DATA PROVIDED

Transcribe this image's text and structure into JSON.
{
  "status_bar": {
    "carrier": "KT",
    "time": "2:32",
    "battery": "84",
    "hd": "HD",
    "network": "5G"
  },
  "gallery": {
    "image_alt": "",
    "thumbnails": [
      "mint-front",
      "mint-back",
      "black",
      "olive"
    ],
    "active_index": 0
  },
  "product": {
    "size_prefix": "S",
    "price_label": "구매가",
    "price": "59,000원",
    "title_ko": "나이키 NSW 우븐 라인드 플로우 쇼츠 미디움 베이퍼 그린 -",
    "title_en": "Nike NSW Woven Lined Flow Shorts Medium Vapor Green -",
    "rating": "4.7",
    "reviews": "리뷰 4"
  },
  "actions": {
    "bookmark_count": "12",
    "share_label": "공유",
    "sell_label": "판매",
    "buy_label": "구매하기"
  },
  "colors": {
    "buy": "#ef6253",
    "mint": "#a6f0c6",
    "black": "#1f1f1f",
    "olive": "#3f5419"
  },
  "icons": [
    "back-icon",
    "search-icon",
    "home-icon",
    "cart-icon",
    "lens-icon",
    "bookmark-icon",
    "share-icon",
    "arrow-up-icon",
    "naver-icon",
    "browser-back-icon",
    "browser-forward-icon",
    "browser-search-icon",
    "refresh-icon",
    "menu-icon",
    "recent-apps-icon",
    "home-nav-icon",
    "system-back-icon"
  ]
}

SET EXERCISE
Transcribe all of the entries without altering anything.

EXERCISE SOLUTION
Transcribe this image's text and structure into JSON.
{
  "status_bar": {
    "carrier": "KT",
    "time": "2:32",
    "battery": "84",
    "hd": "HD",
    "network": "5G"
  },
  "gallery": {
    "image_alt": "",
    "thumbnails": [
      "mint-front",
      "mint-back",
      "black",
      "olive"
    ],
    "active_index": 0
  },
  "product": {
    "size_prefix": "S",
    "price_label": "구매가",
    "price": "59,000원",
    "title_ko": "나이키 NSW 우븐 라인드 플로우 쇼츠 미디움 베이퍼 그린 -",
    "title_en": "Nike NSW Woven Lined Flow Shorts Medium Vapor Green -",
    "rating": "4.7",
    "reviews": "리뷰 4"
  },
  "actions": {
    "bookmark_count": "12",
    "share_label": "공유",
    "sell_label": "판매",
    "buy_label": "구매하기"
  },
  "colors": {
    "buy": "#ef6253",
    "mint": "#a6f0c6",
    "black": "#1f1f1f",
    "olive": "#3f5419"
  },
  "icons": [
    "back-icon",
    "search-icon",
    "home-icon",
    "cart-icon",
    "lens-icon",
    "bookmark-icon",
    "share-icon",
    "arrow-up-icon",
    "naver-icon",
    "browser-back-icon",
    "browser-forward-icon",
    "browser-search-icon",
    "refresh-icon",
    "menu-icon",
    "recent-apps-icon",
    "home-nav-icon",
    "system-back-icon"
  ]
}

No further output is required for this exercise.